(Element location data)
◆ ◆ ◆ ◆

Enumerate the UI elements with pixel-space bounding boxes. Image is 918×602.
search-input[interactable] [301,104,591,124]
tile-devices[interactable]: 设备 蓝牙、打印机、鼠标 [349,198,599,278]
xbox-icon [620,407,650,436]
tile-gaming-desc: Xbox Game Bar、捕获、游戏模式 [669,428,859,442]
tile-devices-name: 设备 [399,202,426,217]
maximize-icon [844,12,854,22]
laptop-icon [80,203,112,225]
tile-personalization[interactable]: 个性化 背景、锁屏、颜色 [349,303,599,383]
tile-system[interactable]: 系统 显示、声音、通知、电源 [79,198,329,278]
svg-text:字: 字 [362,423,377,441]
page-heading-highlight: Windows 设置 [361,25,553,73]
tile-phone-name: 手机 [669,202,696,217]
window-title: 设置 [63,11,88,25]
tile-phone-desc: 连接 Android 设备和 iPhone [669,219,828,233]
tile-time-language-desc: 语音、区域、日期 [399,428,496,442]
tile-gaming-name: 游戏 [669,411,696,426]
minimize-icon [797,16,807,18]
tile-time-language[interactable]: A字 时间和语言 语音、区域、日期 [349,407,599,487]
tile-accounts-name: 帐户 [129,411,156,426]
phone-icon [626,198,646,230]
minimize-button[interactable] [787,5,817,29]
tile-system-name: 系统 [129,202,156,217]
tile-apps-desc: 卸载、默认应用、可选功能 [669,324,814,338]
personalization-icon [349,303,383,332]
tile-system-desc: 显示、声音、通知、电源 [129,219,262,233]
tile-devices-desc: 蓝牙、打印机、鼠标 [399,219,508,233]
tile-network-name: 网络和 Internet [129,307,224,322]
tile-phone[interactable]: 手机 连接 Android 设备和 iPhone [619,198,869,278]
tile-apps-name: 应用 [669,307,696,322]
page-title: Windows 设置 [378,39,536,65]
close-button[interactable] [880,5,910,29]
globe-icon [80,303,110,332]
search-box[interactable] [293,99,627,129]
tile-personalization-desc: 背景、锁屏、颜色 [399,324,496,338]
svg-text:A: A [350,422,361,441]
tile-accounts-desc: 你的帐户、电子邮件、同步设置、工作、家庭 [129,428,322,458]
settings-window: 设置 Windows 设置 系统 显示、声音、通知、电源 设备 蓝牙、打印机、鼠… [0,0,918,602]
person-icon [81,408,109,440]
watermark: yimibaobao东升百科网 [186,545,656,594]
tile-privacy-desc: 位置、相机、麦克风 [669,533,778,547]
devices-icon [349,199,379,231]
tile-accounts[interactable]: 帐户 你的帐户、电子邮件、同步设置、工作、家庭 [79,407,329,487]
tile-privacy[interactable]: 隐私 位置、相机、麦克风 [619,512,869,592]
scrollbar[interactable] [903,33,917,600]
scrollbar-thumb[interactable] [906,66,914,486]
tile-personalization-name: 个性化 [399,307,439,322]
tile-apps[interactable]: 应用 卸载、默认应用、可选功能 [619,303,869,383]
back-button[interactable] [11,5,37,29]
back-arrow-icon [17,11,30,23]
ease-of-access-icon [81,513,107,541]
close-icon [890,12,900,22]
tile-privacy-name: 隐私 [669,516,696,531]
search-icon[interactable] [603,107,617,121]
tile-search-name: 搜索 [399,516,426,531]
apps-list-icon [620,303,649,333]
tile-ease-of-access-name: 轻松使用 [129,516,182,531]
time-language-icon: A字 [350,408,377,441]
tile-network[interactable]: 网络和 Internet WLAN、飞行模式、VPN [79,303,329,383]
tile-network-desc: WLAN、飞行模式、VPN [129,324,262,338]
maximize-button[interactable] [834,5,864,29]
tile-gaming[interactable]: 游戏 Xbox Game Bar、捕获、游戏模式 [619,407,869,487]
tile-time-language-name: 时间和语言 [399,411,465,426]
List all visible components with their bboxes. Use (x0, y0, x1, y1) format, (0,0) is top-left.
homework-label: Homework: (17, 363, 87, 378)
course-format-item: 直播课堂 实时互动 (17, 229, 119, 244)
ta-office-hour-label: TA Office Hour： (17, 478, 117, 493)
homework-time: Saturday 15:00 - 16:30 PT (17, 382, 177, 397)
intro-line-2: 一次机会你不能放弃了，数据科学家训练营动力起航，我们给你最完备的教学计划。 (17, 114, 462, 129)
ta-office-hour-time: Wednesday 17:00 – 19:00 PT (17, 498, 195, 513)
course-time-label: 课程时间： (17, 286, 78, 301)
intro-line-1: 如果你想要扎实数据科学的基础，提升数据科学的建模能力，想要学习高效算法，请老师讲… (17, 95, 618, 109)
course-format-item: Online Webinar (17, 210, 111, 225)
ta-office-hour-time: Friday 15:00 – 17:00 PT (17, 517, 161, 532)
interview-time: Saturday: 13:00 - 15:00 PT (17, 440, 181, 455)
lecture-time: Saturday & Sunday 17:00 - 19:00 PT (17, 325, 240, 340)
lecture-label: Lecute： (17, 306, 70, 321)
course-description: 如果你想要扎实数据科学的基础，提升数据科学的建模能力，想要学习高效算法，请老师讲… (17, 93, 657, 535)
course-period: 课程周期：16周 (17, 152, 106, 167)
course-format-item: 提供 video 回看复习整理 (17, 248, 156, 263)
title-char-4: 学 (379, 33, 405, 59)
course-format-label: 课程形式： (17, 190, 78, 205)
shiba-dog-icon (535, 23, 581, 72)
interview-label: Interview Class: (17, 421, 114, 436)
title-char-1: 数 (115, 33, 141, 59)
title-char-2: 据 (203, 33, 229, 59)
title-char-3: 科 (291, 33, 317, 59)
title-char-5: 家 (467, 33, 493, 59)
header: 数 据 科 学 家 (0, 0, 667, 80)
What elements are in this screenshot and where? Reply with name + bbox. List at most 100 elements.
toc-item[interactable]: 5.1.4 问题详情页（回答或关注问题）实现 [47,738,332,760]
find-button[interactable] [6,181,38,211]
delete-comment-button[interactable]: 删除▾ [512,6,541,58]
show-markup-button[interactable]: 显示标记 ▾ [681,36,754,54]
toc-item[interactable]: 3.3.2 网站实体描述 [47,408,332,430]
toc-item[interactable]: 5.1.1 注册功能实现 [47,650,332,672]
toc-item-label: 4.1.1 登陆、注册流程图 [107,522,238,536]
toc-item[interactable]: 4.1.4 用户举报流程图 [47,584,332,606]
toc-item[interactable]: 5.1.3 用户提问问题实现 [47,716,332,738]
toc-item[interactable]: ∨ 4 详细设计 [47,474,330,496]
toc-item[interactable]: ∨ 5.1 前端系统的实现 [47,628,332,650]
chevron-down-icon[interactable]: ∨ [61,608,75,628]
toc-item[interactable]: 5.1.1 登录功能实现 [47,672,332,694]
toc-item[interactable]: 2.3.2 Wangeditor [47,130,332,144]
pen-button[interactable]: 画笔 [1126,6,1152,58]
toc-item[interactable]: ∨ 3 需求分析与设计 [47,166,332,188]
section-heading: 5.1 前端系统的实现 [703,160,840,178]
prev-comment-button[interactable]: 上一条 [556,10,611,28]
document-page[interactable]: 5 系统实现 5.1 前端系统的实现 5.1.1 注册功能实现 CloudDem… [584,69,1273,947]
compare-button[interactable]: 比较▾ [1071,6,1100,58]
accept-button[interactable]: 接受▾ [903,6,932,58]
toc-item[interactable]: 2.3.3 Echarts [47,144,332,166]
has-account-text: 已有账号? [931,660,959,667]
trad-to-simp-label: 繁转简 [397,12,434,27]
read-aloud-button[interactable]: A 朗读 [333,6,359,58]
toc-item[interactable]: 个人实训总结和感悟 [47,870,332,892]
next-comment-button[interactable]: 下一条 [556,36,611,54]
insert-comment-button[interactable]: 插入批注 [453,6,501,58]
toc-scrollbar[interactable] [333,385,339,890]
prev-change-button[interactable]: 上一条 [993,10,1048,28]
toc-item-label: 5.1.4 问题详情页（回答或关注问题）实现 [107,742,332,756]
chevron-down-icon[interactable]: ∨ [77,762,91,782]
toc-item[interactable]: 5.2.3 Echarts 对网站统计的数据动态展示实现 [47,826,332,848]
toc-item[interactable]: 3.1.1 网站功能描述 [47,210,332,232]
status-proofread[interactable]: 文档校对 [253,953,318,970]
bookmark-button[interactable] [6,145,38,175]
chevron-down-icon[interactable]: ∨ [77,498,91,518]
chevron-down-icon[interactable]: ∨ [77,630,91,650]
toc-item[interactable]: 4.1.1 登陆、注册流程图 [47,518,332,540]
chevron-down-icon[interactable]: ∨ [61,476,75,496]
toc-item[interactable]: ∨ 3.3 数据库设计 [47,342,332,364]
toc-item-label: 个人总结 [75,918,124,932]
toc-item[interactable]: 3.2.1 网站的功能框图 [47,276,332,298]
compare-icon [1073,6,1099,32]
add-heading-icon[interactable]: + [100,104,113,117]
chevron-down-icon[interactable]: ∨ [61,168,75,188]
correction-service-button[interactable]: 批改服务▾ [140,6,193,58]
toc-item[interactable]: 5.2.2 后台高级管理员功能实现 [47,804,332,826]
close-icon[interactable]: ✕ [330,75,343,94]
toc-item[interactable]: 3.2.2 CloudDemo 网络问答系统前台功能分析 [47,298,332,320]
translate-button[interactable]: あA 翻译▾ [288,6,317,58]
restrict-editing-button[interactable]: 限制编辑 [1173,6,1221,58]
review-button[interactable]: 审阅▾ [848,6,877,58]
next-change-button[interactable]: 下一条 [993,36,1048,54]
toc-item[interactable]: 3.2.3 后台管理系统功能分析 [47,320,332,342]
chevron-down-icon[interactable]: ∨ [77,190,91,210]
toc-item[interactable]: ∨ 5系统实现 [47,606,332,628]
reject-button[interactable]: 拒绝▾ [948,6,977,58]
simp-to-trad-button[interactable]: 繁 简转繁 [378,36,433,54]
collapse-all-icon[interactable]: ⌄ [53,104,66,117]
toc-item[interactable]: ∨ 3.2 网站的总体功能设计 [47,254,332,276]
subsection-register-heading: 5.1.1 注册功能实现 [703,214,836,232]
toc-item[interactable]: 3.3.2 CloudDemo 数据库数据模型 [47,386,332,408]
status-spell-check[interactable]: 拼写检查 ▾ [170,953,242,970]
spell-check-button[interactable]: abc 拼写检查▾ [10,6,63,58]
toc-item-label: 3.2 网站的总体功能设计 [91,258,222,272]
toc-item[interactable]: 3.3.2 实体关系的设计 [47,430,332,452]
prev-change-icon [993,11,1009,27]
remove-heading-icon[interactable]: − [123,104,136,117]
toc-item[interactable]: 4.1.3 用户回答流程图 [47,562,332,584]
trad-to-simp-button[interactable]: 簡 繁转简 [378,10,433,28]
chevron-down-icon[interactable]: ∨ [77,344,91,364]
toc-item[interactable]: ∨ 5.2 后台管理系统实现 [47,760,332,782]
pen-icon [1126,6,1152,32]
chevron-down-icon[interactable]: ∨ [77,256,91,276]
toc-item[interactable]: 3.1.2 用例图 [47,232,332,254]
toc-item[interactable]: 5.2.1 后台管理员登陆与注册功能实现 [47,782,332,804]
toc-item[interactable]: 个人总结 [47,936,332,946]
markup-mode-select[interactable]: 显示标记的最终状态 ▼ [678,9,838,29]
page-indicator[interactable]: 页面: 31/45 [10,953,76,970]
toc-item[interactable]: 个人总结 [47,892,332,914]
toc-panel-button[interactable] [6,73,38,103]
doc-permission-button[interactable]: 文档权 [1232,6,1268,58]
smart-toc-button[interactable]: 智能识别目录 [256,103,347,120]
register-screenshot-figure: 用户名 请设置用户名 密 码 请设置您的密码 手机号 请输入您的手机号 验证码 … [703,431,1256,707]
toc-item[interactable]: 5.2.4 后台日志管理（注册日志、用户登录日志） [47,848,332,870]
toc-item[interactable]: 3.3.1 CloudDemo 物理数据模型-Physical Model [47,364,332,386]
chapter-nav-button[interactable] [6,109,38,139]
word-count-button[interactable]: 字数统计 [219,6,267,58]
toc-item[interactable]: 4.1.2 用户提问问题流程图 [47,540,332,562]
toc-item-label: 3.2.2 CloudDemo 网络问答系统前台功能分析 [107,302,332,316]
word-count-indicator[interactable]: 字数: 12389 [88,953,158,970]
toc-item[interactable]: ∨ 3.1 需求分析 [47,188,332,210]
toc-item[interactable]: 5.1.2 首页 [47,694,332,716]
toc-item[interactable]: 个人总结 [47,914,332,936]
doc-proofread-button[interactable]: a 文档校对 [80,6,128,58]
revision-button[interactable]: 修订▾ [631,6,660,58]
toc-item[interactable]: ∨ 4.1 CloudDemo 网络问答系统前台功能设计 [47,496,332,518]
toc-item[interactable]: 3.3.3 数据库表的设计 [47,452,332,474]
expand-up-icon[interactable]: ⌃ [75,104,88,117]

◆ ◆ ◆ ◆

Your goal - Copy the lines from the beginning through the line containing "tile-phone-name: 手机 [669,202,696,217]", including that line.

Task response -
Enumerate the UI elements with pixel-space bounding boxes. Image is 918×602.
search-input[interactable] [301,104,591,124]
tile-devices[interactable]: 设备 蓝牙、打印机、鼠标 [349,198,599,278]
xbox-icon [620,407,650,436]
tile-gaming-desc: Xbox Game Bar、捕获、游戏模式 [669,428,859,442]
tile-devices-name: 设备 [399,202,426,217]
maximize-icon [844,12,854,22]
laptop-icon [80,203,112,225]
tile-personalization[interactable]: 个性化 背景、锁屏、颜色 [349,303,599,383]
tile-system[interactable]: 系统 显示、声音、通知、电源 [79,198,329,278]
svg-text:字: 字 [362,423,377,441]
page-heading-highlight: Windows 设置 [361,25,553,73]
tile-phone-name: 手机 [669,202,696,217]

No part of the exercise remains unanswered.